# Direction
Tally each line where the word "training" occurs, then give only the total.

# Dataset items
==========

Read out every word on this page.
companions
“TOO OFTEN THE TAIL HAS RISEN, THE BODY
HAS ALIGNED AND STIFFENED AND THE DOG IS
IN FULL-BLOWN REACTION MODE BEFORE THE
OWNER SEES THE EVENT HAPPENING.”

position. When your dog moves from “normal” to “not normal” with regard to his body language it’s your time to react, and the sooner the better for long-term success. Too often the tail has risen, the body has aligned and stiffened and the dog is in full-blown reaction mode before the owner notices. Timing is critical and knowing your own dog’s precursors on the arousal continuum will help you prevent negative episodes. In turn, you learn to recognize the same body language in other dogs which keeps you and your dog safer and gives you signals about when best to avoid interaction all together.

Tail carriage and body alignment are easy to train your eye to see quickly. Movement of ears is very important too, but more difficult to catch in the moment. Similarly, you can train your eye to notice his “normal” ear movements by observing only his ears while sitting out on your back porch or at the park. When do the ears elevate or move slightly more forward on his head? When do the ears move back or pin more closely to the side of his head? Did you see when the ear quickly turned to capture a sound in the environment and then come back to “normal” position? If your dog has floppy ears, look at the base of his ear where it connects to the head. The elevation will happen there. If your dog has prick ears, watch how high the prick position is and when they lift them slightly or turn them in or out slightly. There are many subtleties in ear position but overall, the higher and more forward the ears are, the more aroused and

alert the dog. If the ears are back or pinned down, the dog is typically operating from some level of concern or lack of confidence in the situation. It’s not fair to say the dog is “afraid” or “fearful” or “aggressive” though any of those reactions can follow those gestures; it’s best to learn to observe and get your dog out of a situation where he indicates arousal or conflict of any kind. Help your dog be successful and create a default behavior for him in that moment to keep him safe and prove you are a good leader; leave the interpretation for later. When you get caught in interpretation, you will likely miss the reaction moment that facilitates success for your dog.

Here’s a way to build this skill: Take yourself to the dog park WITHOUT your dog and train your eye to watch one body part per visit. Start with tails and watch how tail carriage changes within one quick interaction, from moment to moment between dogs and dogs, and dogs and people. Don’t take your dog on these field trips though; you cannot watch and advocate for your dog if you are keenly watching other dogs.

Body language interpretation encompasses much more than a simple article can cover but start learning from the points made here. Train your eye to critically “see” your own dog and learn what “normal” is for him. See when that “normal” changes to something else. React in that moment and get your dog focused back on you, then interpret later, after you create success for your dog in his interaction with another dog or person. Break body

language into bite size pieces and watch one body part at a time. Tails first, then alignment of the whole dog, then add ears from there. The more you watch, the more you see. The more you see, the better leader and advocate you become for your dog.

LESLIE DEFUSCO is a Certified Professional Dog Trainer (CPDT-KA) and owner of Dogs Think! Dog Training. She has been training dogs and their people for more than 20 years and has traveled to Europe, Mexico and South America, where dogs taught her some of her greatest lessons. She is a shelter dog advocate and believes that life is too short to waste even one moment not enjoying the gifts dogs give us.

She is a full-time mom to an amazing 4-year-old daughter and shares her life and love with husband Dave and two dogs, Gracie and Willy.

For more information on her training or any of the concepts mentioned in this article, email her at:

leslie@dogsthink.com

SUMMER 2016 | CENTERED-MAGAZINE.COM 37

==========

# Output of the exercise
2